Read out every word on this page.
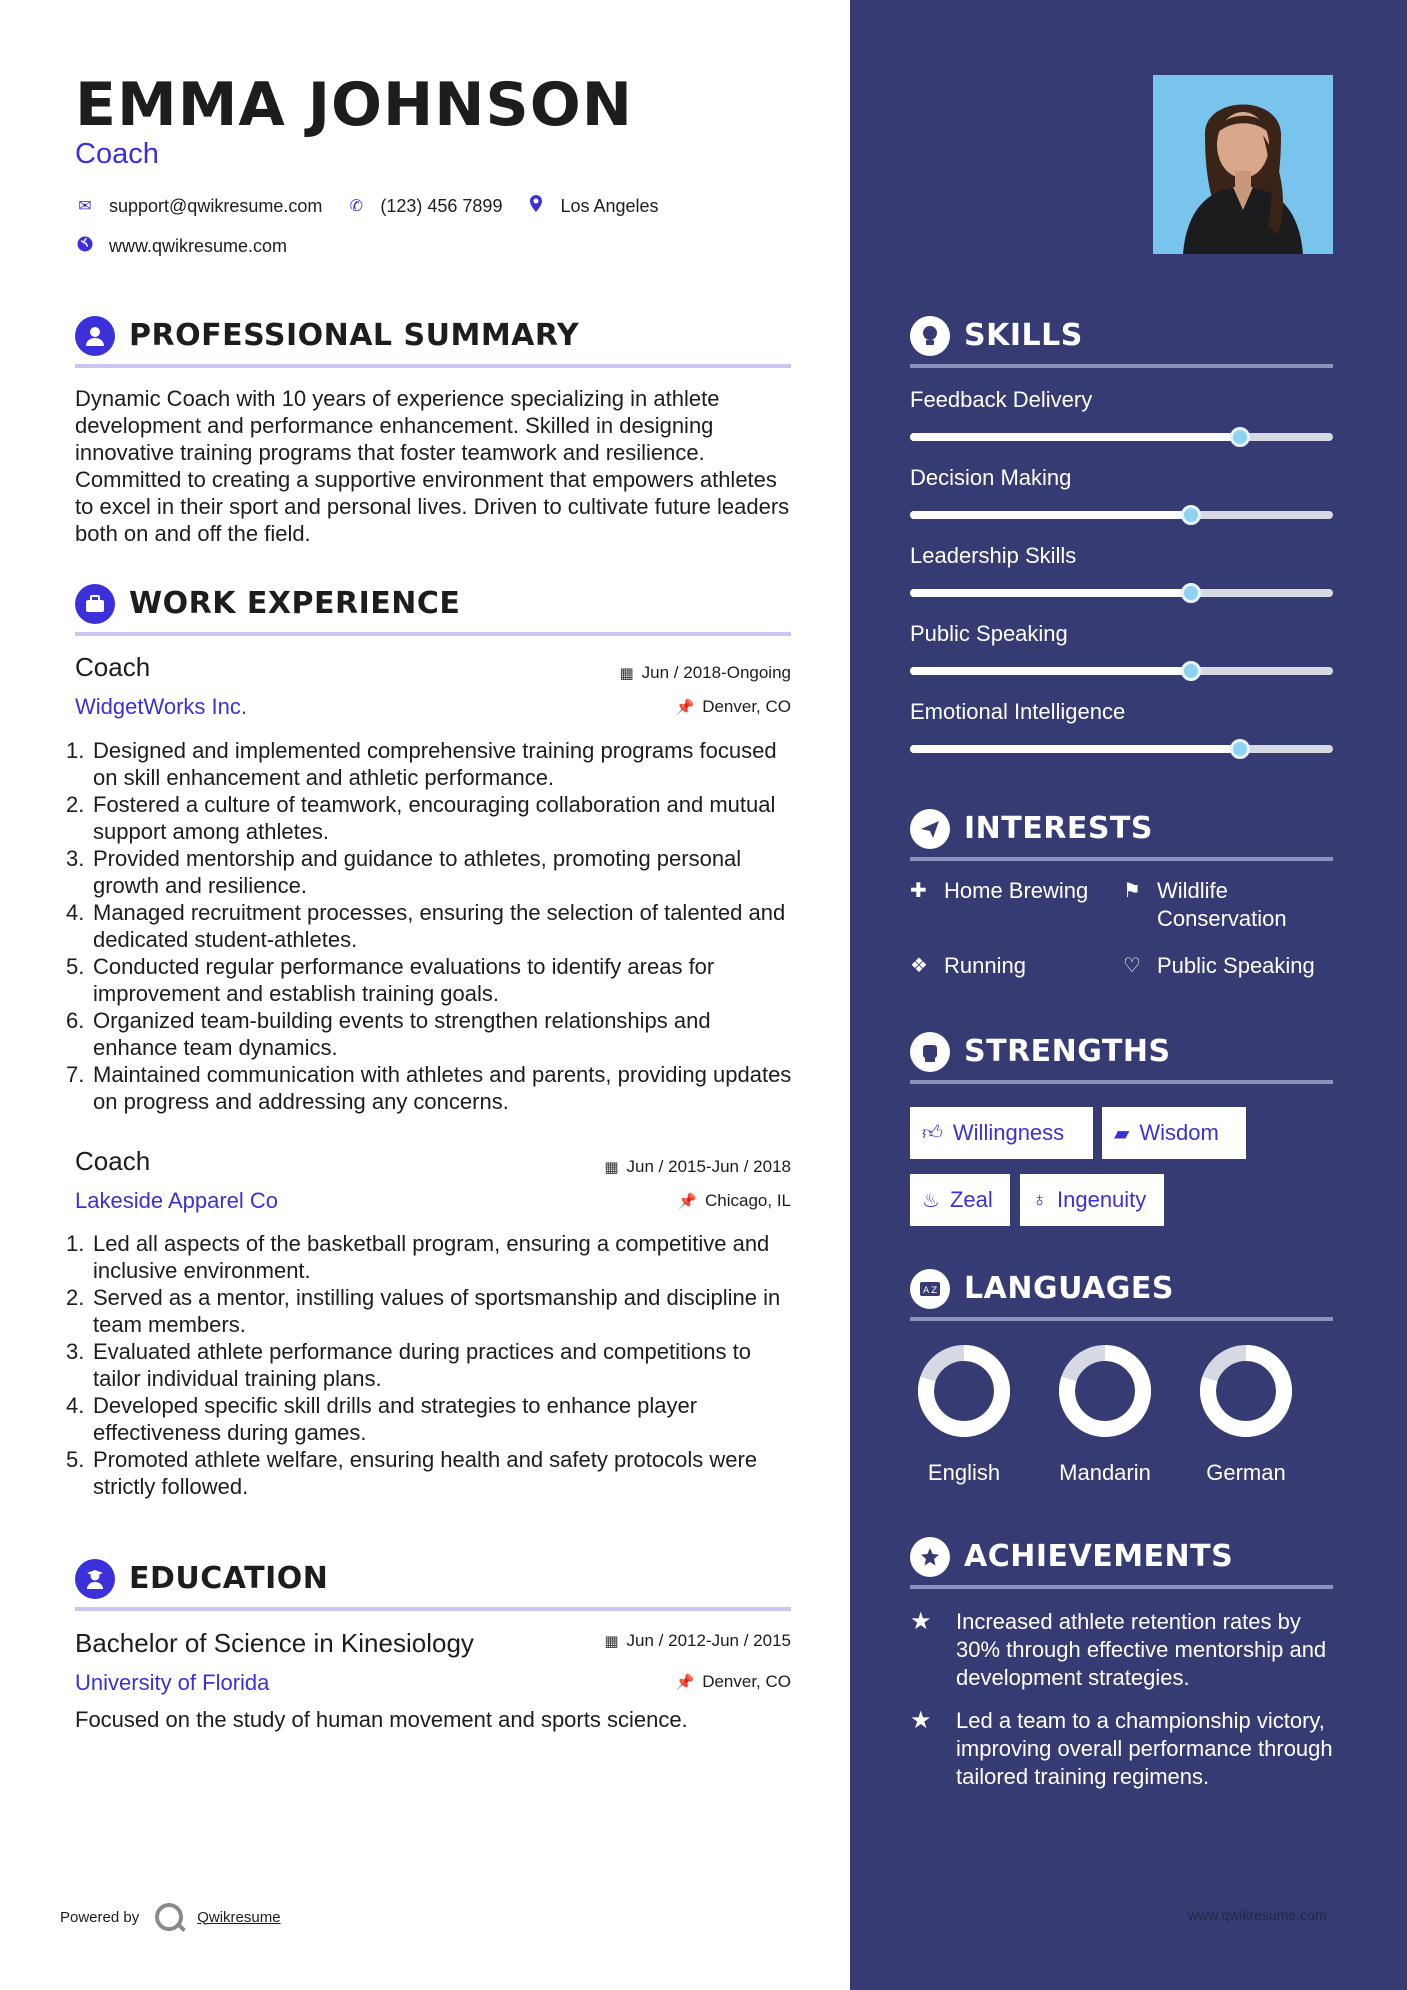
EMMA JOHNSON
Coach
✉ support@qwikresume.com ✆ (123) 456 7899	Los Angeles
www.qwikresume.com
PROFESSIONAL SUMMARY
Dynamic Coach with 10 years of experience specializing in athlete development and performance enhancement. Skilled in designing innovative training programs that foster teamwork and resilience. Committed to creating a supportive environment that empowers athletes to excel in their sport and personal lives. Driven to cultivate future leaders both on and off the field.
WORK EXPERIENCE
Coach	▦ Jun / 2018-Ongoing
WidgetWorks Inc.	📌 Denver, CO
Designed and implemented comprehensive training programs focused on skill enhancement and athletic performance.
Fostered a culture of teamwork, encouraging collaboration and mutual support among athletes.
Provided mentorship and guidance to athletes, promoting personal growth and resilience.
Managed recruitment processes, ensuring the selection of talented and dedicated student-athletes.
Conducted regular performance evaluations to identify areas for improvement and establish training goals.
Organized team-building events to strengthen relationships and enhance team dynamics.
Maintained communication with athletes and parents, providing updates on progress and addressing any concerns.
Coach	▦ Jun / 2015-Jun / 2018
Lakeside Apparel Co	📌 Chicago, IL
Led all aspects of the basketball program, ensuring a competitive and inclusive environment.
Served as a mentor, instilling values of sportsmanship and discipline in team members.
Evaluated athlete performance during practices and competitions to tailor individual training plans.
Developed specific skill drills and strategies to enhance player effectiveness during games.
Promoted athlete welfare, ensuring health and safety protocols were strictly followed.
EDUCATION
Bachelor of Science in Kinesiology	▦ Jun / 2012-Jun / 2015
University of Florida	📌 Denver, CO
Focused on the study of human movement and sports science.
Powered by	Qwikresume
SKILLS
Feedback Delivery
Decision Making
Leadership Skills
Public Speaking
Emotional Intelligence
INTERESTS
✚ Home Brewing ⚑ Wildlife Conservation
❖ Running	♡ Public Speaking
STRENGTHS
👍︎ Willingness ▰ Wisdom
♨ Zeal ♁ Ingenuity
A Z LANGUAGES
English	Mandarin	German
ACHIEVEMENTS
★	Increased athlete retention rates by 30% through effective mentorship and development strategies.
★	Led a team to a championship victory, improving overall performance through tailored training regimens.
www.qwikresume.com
^^^^
PROBLEM TO SOLVE: Check each line of the entries for the string "ensuring". Copy the lines that have it.

RESPONSE:
Managed recruitment processes, ensuring the selection of talented and dedicated student-athletes.
Led all aspects of the basketball program, ensuring a competitive and inclusive environment.
Promoted athlete welfare, ensuring health and safety protocols were strictly followed.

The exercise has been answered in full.